**Job**
Your task is to gather the lines below that hold the string "Hall".

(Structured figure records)
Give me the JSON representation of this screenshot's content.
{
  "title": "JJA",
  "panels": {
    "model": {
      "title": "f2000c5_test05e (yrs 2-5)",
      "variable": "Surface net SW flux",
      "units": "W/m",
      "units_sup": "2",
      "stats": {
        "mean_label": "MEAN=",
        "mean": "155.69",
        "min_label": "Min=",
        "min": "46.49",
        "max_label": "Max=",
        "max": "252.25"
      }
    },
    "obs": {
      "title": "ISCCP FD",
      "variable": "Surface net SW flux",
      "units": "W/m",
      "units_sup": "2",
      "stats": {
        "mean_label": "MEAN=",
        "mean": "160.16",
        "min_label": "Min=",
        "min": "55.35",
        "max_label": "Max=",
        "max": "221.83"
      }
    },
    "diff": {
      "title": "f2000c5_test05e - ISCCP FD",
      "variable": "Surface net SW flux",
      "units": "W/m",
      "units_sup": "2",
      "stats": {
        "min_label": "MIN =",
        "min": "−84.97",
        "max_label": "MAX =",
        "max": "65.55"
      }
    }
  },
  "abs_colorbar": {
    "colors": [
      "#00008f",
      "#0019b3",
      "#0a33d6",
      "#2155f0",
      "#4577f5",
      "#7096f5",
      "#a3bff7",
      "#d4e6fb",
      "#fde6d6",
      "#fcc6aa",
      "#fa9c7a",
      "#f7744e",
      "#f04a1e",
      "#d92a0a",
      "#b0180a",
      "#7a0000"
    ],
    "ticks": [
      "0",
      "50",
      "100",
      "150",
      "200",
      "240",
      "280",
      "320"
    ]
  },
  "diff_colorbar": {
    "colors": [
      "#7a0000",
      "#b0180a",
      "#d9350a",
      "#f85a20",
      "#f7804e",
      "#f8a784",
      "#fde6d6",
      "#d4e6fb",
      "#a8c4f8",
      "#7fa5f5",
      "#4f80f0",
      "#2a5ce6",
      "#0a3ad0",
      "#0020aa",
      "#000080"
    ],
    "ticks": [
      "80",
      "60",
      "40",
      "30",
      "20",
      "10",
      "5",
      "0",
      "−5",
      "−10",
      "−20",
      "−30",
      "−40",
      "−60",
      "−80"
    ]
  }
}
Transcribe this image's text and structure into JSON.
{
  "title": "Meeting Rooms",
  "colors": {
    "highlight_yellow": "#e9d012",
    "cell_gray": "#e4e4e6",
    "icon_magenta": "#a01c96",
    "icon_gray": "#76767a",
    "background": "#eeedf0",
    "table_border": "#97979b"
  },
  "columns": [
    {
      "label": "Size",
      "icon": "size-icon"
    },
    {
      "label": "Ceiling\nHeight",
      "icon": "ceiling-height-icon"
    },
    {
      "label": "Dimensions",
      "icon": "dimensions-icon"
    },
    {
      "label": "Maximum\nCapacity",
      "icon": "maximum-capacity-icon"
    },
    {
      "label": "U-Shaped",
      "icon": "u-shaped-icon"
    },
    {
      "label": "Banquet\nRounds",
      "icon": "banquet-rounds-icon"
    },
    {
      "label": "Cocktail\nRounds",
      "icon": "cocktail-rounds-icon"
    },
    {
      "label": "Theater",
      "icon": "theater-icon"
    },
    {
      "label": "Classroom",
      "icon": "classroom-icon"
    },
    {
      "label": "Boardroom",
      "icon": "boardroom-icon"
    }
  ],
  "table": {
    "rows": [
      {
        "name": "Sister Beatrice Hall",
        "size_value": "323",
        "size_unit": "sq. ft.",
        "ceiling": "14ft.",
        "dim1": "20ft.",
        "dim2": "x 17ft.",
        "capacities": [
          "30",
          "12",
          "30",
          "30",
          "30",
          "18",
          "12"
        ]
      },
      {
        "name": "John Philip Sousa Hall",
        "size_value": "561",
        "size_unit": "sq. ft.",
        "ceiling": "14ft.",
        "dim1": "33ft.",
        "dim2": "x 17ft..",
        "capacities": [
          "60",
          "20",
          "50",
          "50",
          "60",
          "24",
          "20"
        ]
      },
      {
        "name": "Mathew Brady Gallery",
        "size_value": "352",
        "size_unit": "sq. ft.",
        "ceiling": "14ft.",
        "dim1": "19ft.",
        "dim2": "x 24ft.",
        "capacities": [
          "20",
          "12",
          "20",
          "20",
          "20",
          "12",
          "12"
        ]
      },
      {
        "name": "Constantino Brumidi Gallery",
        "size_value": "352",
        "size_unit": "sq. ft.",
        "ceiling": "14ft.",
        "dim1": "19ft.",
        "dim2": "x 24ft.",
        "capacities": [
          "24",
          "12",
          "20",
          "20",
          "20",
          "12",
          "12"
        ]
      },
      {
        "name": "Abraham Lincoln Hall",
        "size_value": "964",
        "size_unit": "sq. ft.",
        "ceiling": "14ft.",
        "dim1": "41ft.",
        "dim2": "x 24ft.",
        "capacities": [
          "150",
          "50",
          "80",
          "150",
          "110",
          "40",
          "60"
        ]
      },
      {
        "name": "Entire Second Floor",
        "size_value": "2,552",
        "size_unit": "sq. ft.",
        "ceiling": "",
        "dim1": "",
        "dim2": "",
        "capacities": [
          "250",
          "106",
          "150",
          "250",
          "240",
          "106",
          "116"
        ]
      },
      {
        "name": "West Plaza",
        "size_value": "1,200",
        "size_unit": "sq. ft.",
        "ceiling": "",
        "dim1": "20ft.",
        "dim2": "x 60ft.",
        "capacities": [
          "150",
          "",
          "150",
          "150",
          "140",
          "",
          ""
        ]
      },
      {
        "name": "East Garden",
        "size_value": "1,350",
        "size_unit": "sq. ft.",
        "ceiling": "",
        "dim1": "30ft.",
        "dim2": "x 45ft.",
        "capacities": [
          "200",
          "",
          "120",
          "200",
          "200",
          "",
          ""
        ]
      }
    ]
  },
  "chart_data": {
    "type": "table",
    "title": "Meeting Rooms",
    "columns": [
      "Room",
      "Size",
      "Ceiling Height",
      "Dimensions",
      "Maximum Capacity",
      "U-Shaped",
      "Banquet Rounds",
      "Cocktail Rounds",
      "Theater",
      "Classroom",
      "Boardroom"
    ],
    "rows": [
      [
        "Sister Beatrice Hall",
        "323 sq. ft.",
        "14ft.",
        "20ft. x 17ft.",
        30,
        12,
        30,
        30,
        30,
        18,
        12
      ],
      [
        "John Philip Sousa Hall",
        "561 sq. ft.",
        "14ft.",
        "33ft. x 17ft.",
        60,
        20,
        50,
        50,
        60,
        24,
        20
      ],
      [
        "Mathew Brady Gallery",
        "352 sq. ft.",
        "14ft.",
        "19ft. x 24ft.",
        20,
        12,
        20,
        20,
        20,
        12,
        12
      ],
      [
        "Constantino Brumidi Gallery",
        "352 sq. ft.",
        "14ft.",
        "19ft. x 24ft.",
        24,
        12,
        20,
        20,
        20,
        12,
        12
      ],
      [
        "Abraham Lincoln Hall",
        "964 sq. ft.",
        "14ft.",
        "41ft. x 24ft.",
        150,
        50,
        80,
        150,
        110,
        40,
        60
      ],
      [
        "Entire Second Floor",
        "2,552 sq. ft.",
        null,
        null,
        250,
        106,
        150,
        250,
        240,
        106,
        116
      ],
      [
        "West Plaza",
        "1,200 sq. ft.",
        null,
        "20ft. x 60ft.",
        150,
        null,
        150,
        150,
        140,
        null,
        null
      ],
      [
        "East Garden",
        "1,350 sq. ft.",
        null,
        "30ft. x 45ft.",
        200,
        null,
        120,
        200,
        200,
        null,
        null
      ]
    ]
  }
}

**Completed exercise**
        "name": "Sister Beatrice Hall",
        "name": "John Philip Sousa Hall",
        "name": "Abraham Lincoln Hall",
        "Sister Beatrice Hall",
        "John Philip Sousa Hall",
        "Abraham Lincoln Hall",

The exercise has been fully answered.